The input start

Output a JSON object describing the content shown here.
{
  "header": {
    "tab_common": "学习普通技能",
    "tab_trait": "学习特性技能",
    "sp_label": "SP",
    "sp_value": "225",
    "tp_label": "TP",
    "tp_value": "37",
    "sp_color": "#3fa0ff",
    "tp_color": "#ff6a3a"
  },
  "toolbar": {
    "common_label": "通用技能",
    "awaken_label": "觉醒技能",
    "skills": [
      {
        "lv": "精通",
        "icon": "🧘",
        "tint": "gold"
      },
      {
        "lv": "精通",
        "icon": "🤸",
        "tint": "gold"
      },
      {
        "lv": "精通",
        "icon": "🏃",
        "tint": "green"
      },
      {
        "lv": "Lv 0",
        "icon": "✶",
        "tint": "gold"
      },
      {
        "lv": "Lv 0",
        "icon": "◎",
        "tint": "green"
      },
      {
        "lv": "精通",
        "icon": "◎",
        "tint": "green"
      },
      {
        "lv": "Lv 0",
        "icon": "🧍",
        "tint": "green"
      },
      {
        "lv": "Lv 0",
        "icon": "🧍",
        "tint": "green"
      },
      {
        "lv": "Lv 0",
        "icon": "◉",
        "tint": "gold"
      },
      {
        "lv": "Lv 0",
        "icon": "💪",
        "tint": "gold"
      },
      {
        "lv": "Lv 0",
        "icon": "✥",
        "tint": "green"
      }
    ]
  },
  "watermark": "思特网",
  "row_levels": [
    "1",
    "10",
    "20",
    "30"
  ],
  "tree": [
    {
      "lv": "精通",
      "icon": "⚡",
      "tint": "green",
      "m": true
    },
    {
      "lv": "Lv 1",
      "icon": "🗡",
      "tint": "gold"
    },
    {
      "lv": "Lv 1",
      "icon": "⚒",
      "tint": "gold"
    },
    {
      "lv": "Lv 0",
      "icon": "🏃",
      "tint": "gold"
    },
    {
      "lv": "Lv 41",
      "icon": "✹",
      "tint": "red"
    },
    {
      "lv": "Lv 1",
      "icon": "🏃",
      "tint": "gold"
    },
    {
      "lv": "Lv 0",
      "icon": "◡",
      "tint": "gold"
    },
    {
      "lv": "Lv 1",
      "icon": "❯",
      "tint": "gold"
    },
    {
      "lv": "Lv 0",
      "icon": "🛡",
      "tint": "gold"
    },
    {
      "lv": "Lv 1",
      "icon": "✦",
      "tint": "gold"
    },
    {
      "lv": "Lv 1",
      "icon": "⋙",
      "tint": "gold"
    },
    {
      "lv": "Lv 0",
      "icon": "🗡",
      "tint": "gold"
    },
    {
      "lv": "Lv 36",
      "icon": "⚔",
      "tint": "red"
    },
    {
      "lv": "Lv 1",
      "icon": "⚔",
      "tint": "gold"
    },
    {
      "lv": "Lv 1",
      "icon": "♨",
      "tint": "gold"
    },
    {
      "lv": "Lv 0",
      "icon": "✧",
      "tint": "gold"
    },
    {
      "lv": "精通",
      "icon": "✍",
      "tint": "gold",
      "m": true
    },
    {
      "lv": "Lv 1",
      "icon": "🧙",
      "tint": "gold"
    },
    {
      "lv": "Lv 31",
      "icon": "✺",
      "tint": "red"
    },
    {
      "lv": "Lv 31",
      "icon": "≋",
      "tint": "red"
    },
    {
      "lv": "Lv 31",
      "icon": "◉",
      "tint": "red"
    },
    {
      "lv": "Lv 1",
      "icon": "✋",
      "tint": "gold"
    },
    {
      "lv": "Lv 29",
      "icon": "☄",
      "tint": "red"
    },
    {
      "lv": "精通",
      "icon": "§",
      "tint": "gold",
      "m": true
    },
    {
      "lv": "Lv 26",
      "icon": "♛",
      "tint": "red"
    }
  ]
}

The input end

**Work to complete**
Recopy the entries above in their entirety, exactly.

**Correct response**
Output a JSON object describing the content shown here.
{
  "header": {
    "tab_common": "学习普通技能",
    "tab_trait": "学习特性技能",
    "sp_label": "SP",
    "sp_value": "225",
    "tp_label": "TP",
    "tp_value": "37",
    "sp_color": "#3fa0ff",
    "tp_color": "#ff6a3a"
  },
  "toolbar": {
    "common_label": "通用技能",
    "awaken_label": "觉醒技能",
    "skills": [
      {
        "lv": "精通",
        "icon": "🧘",
        "tint": "gold"
      },
      {
        "lv": "精通",
        "icon": "🤸",
        "tint": "gold"
      },
      {
        "lv": "精通",
        "icon": "🏃",
        "tint": "green"
      },
      {
        "lv": "Lv 0",
        "icon": "✶",
        "tint": "gold"
      },
      {
        "lv": "Lv 0",
        "icon": "◎",
        "tint": "green"
      },
      {
        "lv": "精通",
        "icon": "◎",
        "tint": "green"
      },
      {
        "lv": "Lv 0",
        "icon": "🧍",
        "tint": "green"
      },
      {
        "lv": "Lv 0",
        "icon": "🧍",
        "tint": "green"
      },
      {
        "lv": "Lv 0",
        "icon": "◉",
        "tint": "gold"
      },
      {
        "lv": "Lv 0",
        "icon": "💪",
        "tint": "gold"
      },
      {
        "lv": "Lv 0",
        "icon": "✥",
        "tint": "green"
      }
    ]
  },
  "watermark": "思特网",
  "row_levels": [
    "1",
    "10",
    "20",
    "30"
  ],
  "tree": [
    {
      "lv": "精通",
      "icon": "⚡",
      "tint": "green",
      "m": true
    },
    {
      "lv": "Lv 1",
      "icon": "🗡",
      "tint": "gold"
    },
    {
      "lv": "Lv 1",
      "icon": "⚒",
      "tint": "gold"
    },
    {
      "lv": "Lv 0",
      "icon": "🏃",
      "tint": "gold"
    },
    {
      "lv": "Lv 41",
      "icon": "✹",
      "tint": "red"
    },
    {
      "lv": "Lv 1",
      "icon": "🏃",
      "tint": "gold"
    },
    {
      "lv": "Lv 0",
      "icon": "◡",
      "tint": "gold"
    },
    {
      "lv": "Lv 1",
      "icon": "❯",
      "tint": "gold"
    },
    {
      "lv": "Lv 0",
      "icon": "🛡",
      "tint": "gold"
    },
    {
      "lv": "Lv 1",
      "icon": "✦",
      "tint": "gold"
    },
    {
      "lv": "Lv 1",
      "icon": "⋙",
      "tint": "gold"
    },
    {
      "lv": "Lv 0",
      "icon": "🗡",
      "tint": "gold"
    },
    {
      "lv": "Lv 36",
      "icon": "⚔",
      "tint": "red"
    },
    {
      "lv": "Lv 1",
      "icon": "⚔",
      "tint": "gold"
    },
    {
      "lv": "Lv 1",
      "icon": "♨",
      "tint": "gold"
    },
    {
      "lv": "Lv 0",
      "icon": "✧",
      "tint": "gold"
    },
    {
      "lv": "精通",
      "icon": "✍",
      "tint": "gold",
      "m": true
    },
    {
      "lv": "Lv 1",
      "icon": "🧙",
      "tint": "gold"
    },
    {
      "lv": "Lv 31",
      "icon": "✺",
      "tint": "red"
    },
    {
      "lv": "Lv 31",
      "icon": "≋",
      "tint": "red"
    },
    {
      "lv": "Lv 31",
      "icon": "◉",
      "tint": "red"
    },
    {
      "lv": "Lv 1",
      "icon": "✋",
      "tint": "gold"
    },
    {
      "lv": "Lv 29",
      "icon": "☄",
      "tint": "red"
    },
    {
      "lv": "精通",
      "icon": "§",
      "tint": "gold",
      "m": true
    },
    {
      "lv": "Lv 26",
      "icon": "♛",
      "tint": "red"
    }
  ]
}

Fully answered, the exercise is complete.